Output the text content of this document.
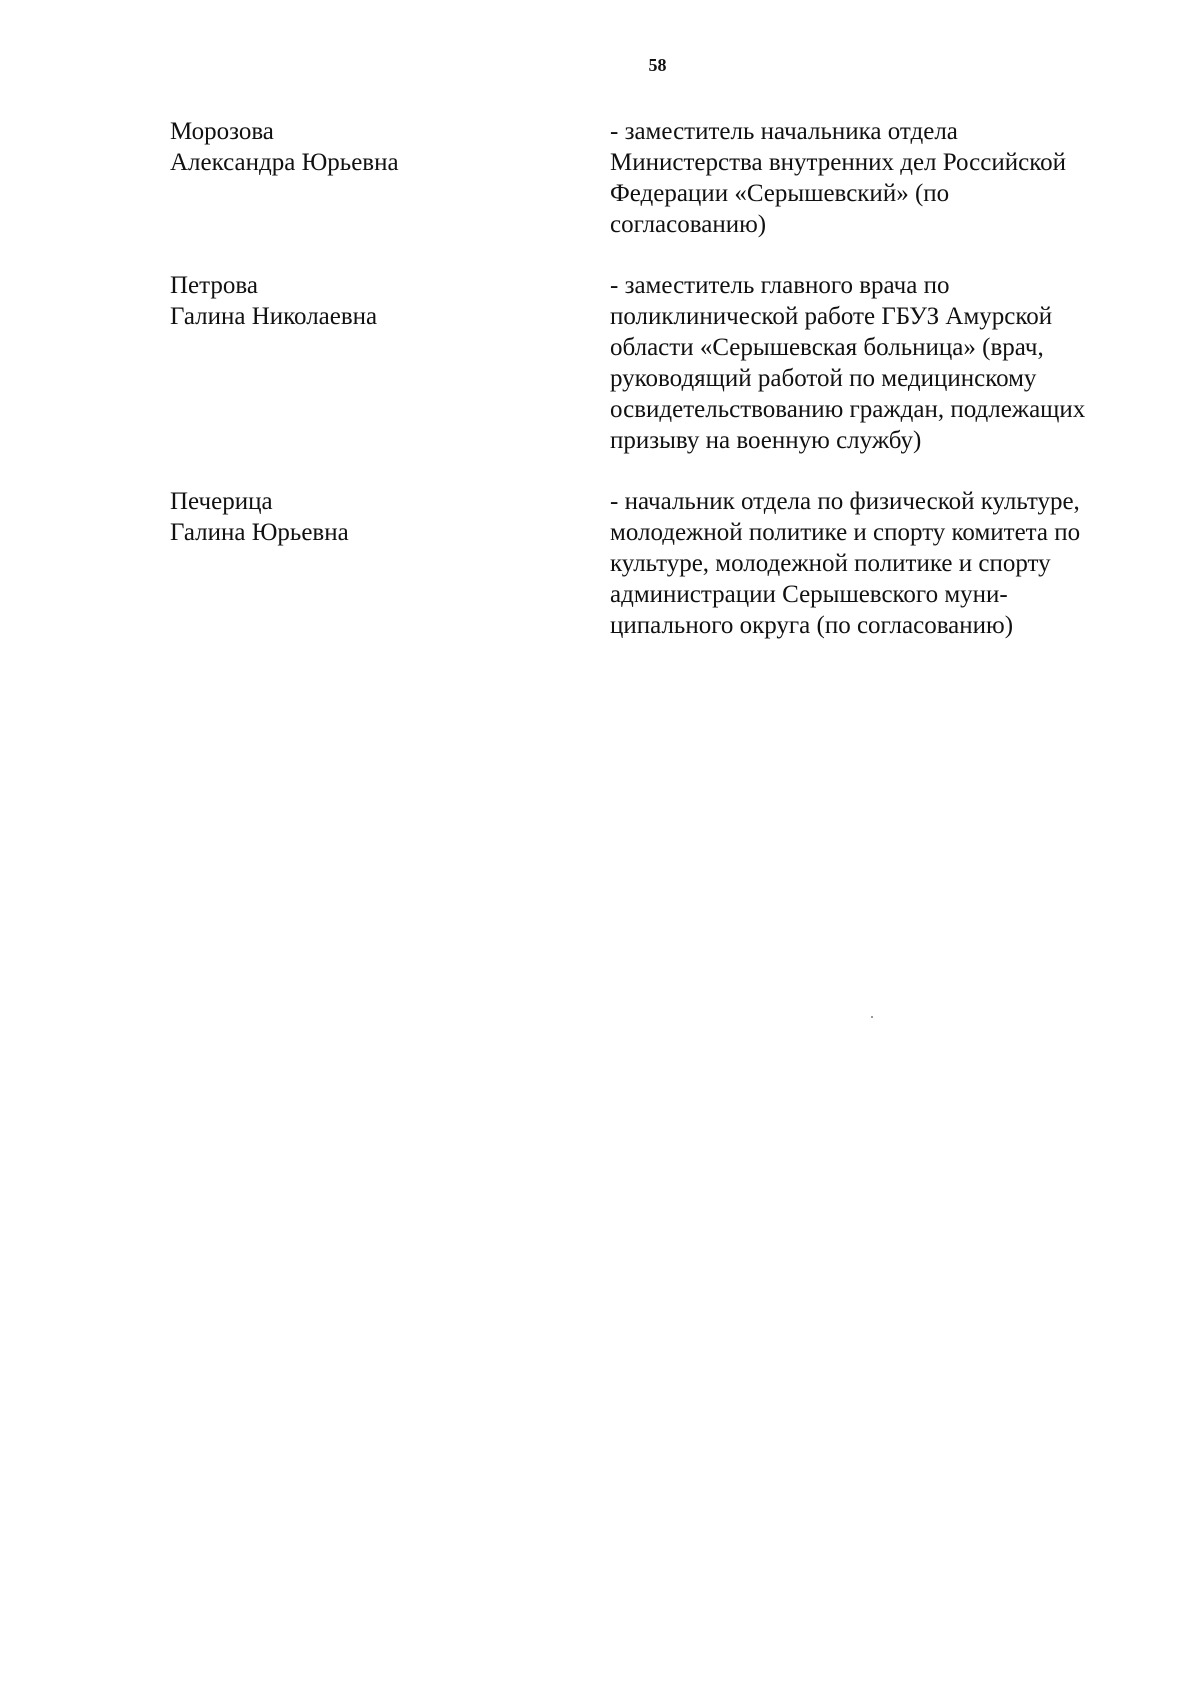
58
Морозова
Александра Юрьевна
- заместитель начальника отдела
Министерства внутренних дел Российской
Федерации «Серышевский» (по
согласованию)
Петрова
Галина Николаевна
- заместитель главного врача по
поликлинической работе ГБУЗ Амурской
области «Серышевская больница» (врач,
руководящий работой по медицинскому
освидетельствованию граждан, подлежащих
призыву на военную службу)
Печерица
Галина Юрьевна
- начальник отдела по физической культуре,
молодежной политике и спорту комитета по
культуре, молодежной политике и спорту
администрации Серышевского муни-
ципального округа (по согласованию)
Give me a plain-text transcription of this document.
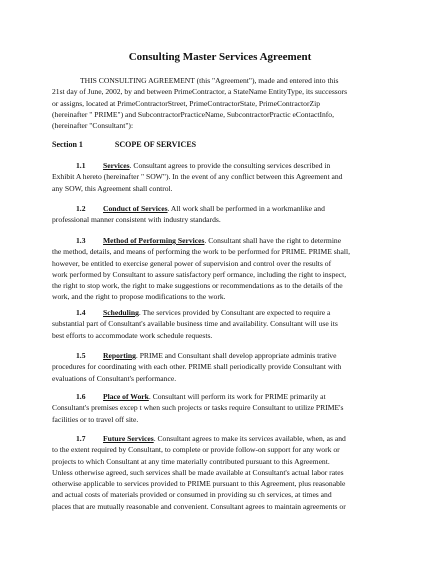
Consulting Master Services Agreement
THIS CONSULTING AGREEMENT (this "Agreement"), made and entered into this
21st day of June, 2002, by and between PrimeContractor, a StateName EntityType, its successors
or assigns, located at PrimeContractorStreet, PrimeContractorState, PrimeContractorZip
(hereinafter " PRIME") and SubcontractorPracticeName, SubcontractorPractic eContactInfo,
(hereinafter "Consultant"):
Section 1	SCOPE OF SERVICES
1.1 Services. Consultant agrees to provide the consulting services described in
Exhibit A hereto (hereinafter " SOW"). In the event of any conflict between this Agreement and
any SOW, this Agreement shall control.
1.2 Conduct of Services. All work shall be performed in a workmanlike and
professional manner consistent with industry standards.
1.3 Method of Performing Services. Consultant shall have the right to determine
the method, details, and means of performing the work to be performed for PRIME. PRIME shall,
however, be entitled to exercise general power of supervision and control over the results of
work performed by Consultant to assure satisfactory perf ormance, including the right to inspect,
the right to stop work, the right to make suggestions or recommendations as to the details of the
work, and the right to propose modifications to the work.
1.4 Scheduling. The services provided by Consultant are expected to require a
substantial part of Consultant's available business time and availability. Consultant will use its
best efforts to accommodate work schedule requests.
1.5 Reporting. PRIME and Consultant shall develop appropriate adminis trative
procedures for coordinating with each other. PRIME shall periodically provide Consultant with
evaluations of Consultant's performance.
1.6 Place of Work. Consultant will perform its work for PRIME primarily at
Consultant's premises excep t when such projects or tasks require Consultant to utilize PRIME's
facilities or to travel off site.
1.7 Future Services. Consultant agrees to make its services available, when, as and
to the extent required by Consultant, to complete or provide follow-on support for any work or
projects to which Consultant at any time materially contributed pursuant to this Agreement.
Unless otherwise agreed, such services shall be made available at Consultant's actual labor rates
otherwise applicable to services provided to PRIME pursuant to this Agreement, plus reasonable
and actual costs of materials provided or consumed in providing su ch services, at times and
places that are mutually reasonable and convenient. Consultant agrees to maintain agreements or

■ ■ ■ ■ ■

Look through the material above and pick out each line holding the word "this".

Output the text content of this document.
Give me a plain-text transcription of this document.
THIS CONSULTING AGREEMENT (this "Agreement"), made and entered into this
Exhibit A hereto (hereinafter " SOW"). In the event of any conflict between this Agreement and
any SOW, this Agreement shall control.
projects to which Consultant at any time materially contributed pursuant to this Agreement.
otherwise applicable to services provided to PRIME pursuant to this Agreement, plus reasonable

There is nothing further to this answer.